Can you transcribe every line exactly and leave the pictures behind?

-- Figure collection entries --
......
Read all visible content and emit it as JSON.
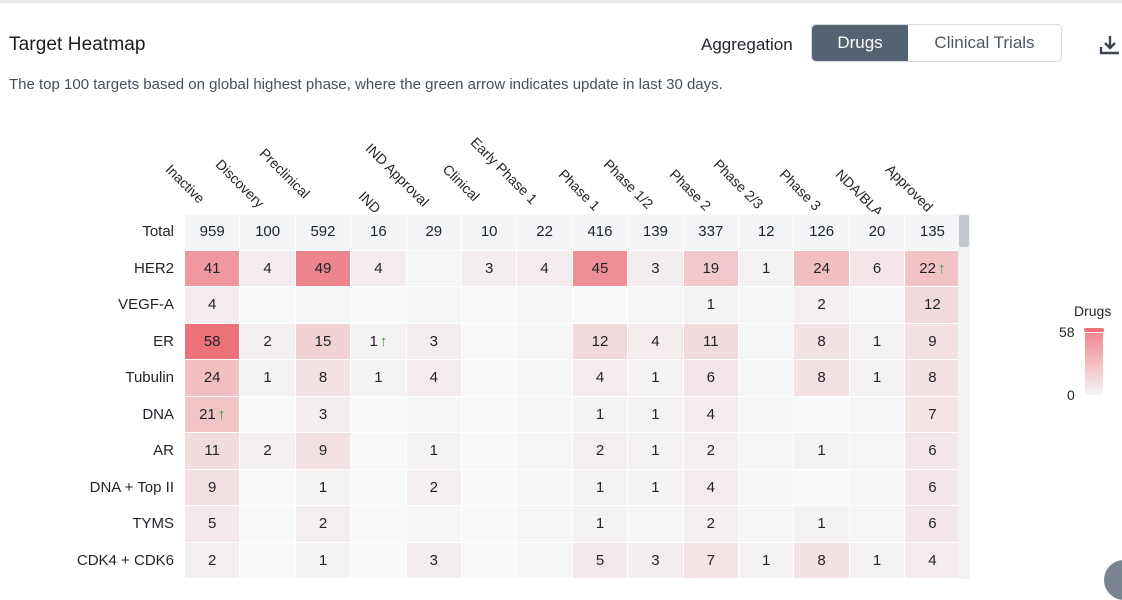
{
  "header": {
    "title": "Target Heatmap",
    "aggregation_label": "Aggregation",
    "toggle_active": "Drugs",
    "toggle_inactive": "Clinical Trials",
    "download_icon": "download-icon"
  },
  "subtitle": "The top 100 targets based on global highest phase, where the green arrow indicates update in last 30 days.",
  "columns": [
    "Inactive",
    "Discovery",
    "Preclinical",
    "IND",
    "IND Approval",
    "Clinical",
    "Early Phase 1",
    "Phase 1",
    "Phase 1/2",
    "Phase 2",
    "Phase 2/3",
    "Phase 3",
    "NDA/BLA",
    "Approved"
  ],
  "rows": [
    {
      "label": "Total",
      "values": [
        "959",
        "100",
        "592",
        "16",
        "29",
        "10",
        "22",
        "416",
        "139",
        "337",
        "12",
        "126",
        "20",
        "135"
      ],
      "arrows": [],
      "is_total": true
    },
    {
      "label": "HER2",
      "values": [
        "41",
        "4",
        "49",
        "4",
        "",
        "3",
        "4",
        "45",
        "3",
        "19",
        "1",
        "24",
        "6",
        "22"
      ],
      "arrows": [
        13
      ]
    },
    {
      "label": "VEGF-A",
      "values": [
        "4",
        "",
        "",
        "",
        "",
        "",
        "",
        "",
        "",
        "1",
        "",
        "2",
        "",
        "12"
      ],
      "arrows": []
    },
    {
      "label": "ER",
      "values": [
        "58",
        "2",
        "15",
        "1",
        "3",
        "",
        "",
        "12",
        "4",
        "11",
        "",
        "8",
        "1",
        "9"
      ],
      "arrows": [
        3
      ]
    },
    {
      "label": "Tubulin",
      "values": [
        "24",
        "1",
        "8",
        "1",
        "4",
        "",
        "",
        "4",
        "1",
        "6",
        "",
        "8",
        "1",
        "8"
      ],
      "arrows": []
    },
    {
      "label": "DNA",
      "values": [
        "21",
        "",
        "3",
        "",
        "",
        "",
        "",
        "1",
        "1",
        "4",
        "",
        "",
        "",
        "7"
      ],
      "arrows": [
        0
      ]
    },
    {
      "label": "AR",
      "values": [
        "11",
        "2",
        "9",
        "",
        "1",
        "",
        "",
        "2",
        "1",
        "2",
        "",
        "1",
        "",
        "6"
      ],
      "arrows": []
    },
    {
      "label": "DNA + Top II",
      "values": [
        "9",
        "",
        "1",
        "",
        "2",
        "",
        "",
        "1",
        "1",
        "4",
        "",
        "",
        "",
        "6"
      ],
      "arrows": []
    },
    {
      "label": "TYMS",
      "values": [
        "5",
        "",
        "2",
        "",
        "",
        "",
        "",
        "1",
        "",
        "2",
        "",
        "1",
        "",
        "6"
      ],
      "arrows": []
    },
    {
      "label": "CDK4 + CDK6",
      "values": [
        "2",
        "",
        "1",
        "",
        "3",
        "",
        "",
        "5",
        "3",
        "7",
        "1",
        "8",
        "1",
        "4"
      ],
      "arrows": []
    }
  ],
  "legend": {
    "title": "Drugs",
    "max": "58",
    "min": "0"
  },
  "colors": {
    "heat_max": "#ec7179",
    "heat_min": "#f4f4f5",
    "total_row": "#f4f5f7",
    "active_toggle": "#556274",
    "arrow": "#3a9a3a"
  },
  "arrow_glyph": "↑"
}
......
-- Output --
Read all visible content and emit it as JSON.
{
  "header": {
    "title": "Target Heatmap",
    "aggregation_label": "Aggregation",
    "toggle_active": "Drugs",
    "toggle_inactive": "Clinical Trials",
    "download_icon": "download-icon"
  },
  "subtitle": "The top 100 targets based on global highest phase, where the green arrow indicates update in last 30 days.",
  "columns": [
    "Inactive",
    "Discovery",
    "Preclinical",
    "IND",
    "IND Approval",
    "Clinical",
    "Early Phase 1",
    "Phase 1",
    "Phase 1/2",
    "Phase 2",
    "Phase 2/3",
    "Phase 3",
    "NDA/BLA",
    "Approved"
  ],
  "rows": [
    {
      "label": "Total",
      "values": [
        "959",
        "100",
        "592",
        "16",
        "29",
        "10",
        "22",
        "416",
        "139",
        "337",
        "12",
        "126",
        "20",
        "135"
      ],
      "arrows": [],
      "is_total": true
    },
    {
      "label": "HER2",
      "values": [
        "41",
        "4",
        "49",
        "4",
        "",
        "3",
        "4",
        "45",
        "3",
        "19",
        "1",
        "24",
        "6",
        "22"
      ],
      "arrows": [
        13
      ]
    },
    {
      "label": "VEGF-A",
      "values": [
        "4",
        "",
        "",
        "",
        "",
        "",
        "",
        "",
        "",
        "1",
        "",
        "2",
        "",
        "12"
      ],
      "arrows": []
    },
    {
      "label": "ER",
      "values": [
        "58",
        "2",
        "15",
        "1",
        "3",
        "",
        "",
        "12",
        "4",
        "11",
        "",
        "8",
        "1",
        "9"
      ],
      "arrows": [
        3
      ]
    },
    {
      "label": "Tubulin",
      "values": [
        "24",
        "1",
        "8",
        "1",
        "4",
        "",
        "",
        "4",
        "1",
        "6",
        "",
        "8",
        "1",
        "8"
      ],
      "arrows": []
    },
    {
      "label": "DNA",
      "values": [
        "21",
        "",
        "3",
        "",
        "",
        "",
        "",
        "1",
        "1",
        "4",
        "",
        "",
        "",
        "7"
      ],
      "arrows": [
        0
      ]
    },
    {
      "label": "AR",
      "values": [
        "11",
        "2",
        "9",
        "",
        "1",
        "",
        "",
        "2",
        "1",
        "2",
        "",
        "1",
        "",
        "6"
      ],
      "arrows": []
    },
    {
      "label": "DNA + Top II",
      "values": [
        "9",
        "",
        "1",
        "",
        "2",
        "",
        "",
        "1",
        "1",
        "4",
        "",
        "",
        "",
        "6"
      ],
      "arrows": []
    },
    {
      "label": "TYMS",
      "values": [
        "5",
        "",
        "2",
        "",
        "",
        "",
        "",
        "1",
        "",
        "2",
        "",
        "1",
        "",
        "6"
      ],
      "arrows": []
    },
    {
      "label": "CDK4 + CDK6",
      "values": [
        "2",
        "",
        "1",
        "",
        "3",
        "",
        "",
        "5",
        "3",
        "7",
        "1",
        "8",
        "1",
        "4"
      ],
      "arrows": []
    }
  ],
  "legend": {
    "title": "Drugs",
    "max": "58",
    "min": "0"
  },
  "colors": {
    "heat_max": "#ec7179",
    "heat_min": "#f4f4f5",
    "total_row": "#f4f5f7",
    "active_toggle": "#556274",
    "arrow": "#3a9a3a"
  },
  "arrow_glyph": "↑"
}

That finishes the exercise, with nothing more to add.